Data excerpts:
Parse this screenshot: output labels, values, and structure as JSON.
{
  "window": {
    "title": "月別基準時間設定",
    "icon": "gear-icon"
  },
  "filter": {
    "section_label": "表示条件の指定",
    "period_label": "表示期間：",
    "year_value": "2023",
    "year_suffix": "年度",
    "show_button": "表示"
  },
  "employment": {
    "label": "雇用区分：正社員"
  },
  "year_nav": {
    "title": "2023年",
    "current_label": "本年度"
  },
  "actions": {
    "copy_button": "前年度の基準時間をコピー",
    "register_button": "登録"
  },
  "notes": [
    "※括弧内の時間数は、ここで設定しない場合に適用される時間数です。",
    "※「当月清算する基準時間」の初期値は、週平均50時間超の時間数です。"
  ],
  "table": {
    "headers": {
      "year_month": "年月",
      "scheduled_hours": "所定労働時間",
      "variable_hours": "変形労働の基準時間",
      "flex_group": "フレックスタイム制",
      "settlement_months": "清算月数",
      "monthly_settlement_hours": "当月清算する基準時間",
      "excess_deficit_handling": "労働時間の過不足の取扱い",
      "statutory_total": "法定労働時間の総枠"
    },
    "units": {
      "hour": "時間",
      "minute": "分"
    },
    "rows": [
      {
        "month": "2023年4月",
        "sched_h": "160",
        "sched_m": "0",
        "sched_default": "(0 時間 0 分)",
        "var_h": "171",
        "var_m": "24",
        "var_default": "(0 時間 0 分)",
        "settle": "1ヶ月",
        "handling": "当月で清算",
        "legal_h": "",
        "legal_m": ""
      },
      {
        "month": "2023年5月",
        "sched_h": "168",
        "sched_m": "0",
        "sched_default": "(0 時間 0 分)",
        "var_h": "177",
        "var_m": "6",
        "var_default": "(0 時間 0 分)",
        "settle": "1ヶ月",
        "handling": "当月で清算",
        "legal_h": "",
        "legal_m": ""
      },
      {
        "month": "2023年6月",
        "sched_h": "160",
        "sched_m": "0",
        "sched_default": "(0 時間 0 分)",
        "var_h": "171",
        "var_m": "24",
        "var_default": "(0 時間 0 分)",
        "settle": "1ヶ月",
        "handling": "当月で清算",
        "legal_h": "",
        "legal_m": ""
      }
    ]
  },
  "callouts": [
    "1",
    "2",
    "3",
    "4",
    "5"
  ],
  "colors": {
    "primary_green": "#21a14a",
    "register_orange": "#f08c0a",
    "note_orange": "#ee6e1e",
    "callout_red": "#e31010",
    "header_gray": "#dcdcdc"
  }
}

* **The request**
Above are the records; retype every one exactly.

* **Reply to the exercise**
Parse this screenshot: output labels, values, and structure as JSON.
{
  "window": {
    "title": "月別基準時間設定",
    "icon": "gear-icon"
  },
  "filter": {
    "section_label": "表示条件の指定",
    "period_label": "表示期間：",
    "year_value": "2023",
    "year_suffix": "年度",
    "show_button": "表示"
  },
  "employment": {
    "label": "雇用区分：正社員"
  },
  "year_nav": {
    "title": "2023年",
    "current_label": "本年度"
  },
  "actions": {
    "copy_button": "前年度の基準時間をコピー",
    "register_button": "登録"
  },
  "notes": [
    "※括弧内の時間数は、ここで設定しない場合に適用される時間数です。",
    "※「当月清算する基準時間」の初期値は、週平均50時間超の時間数です。"
  ],
  "table": {
    "headers": {
      "year_month": "年月",
      "scheduled_hours": "所定労働時間",
      "variable_hours": "変形労働の基準時間",
      "flex_group": "フレックスタイム制",
      "settlement_months": "清算月数",
      "monthly_settlement_hours": "当月清算する基準時間",
      "excess_deficit_handling": "労働時間の過不足の取扱い",
      "statutory_total": "法定労働時間の総枠"
    },
    "units": {
      "hour": "時間",
      "minute": "分"
    },
    "rows": [
      {
        "month": "2023年4月",
        "sched_h": "160",
        "sched_m": "0",
        "sched_default": "(0 時間 0 分)",
        "var_h": "171",
        "var_m": "24",
        "var_default": "(0 時間 0 分)",
        "settle": "1ヶ月",
        "handling": "当月で清算",
        "legal_h": "",
        "legal_m": ""
      },
      {
        "month": "2023年5月",
        "sched_h": "168",
        "sched_m": "0",
        "sched_default": "(0 時間 0 分)",
        "var_h": "177",
        "var_m": "6",
        "var_default": "(0 時間 0 分)",
        "settle": "1ヶ月",
        "handling": "当月で清算",
        "legal_h": "",
        "legal_m": ""
      },
      {
        "month": "2023年6月",
        "sched_h": "160",
        "sched_m": "0",
        "sched_default": "(0 時間 0 分)",
        "var_h": "171",
        "var_m": "24",
        "var_default": "(0 時間 0 分)",
        "settle": "1ヶ月",
        "handling": "当月で清算",
        "legal_h": "",
        "legal_m": ""
      }
    ]
  },
  "callouts": [
    "1",
    "2",
    "3",
    "4",
    "5"
  ],
  "colors": {
    "primary_green": "#21a14a",
    "register_orange": "#f08c0a",
    "note_orange": "#ee6e1e",
    "callout_red": "#e31010",
    "header_gray": "#dcdcdc"
  }
}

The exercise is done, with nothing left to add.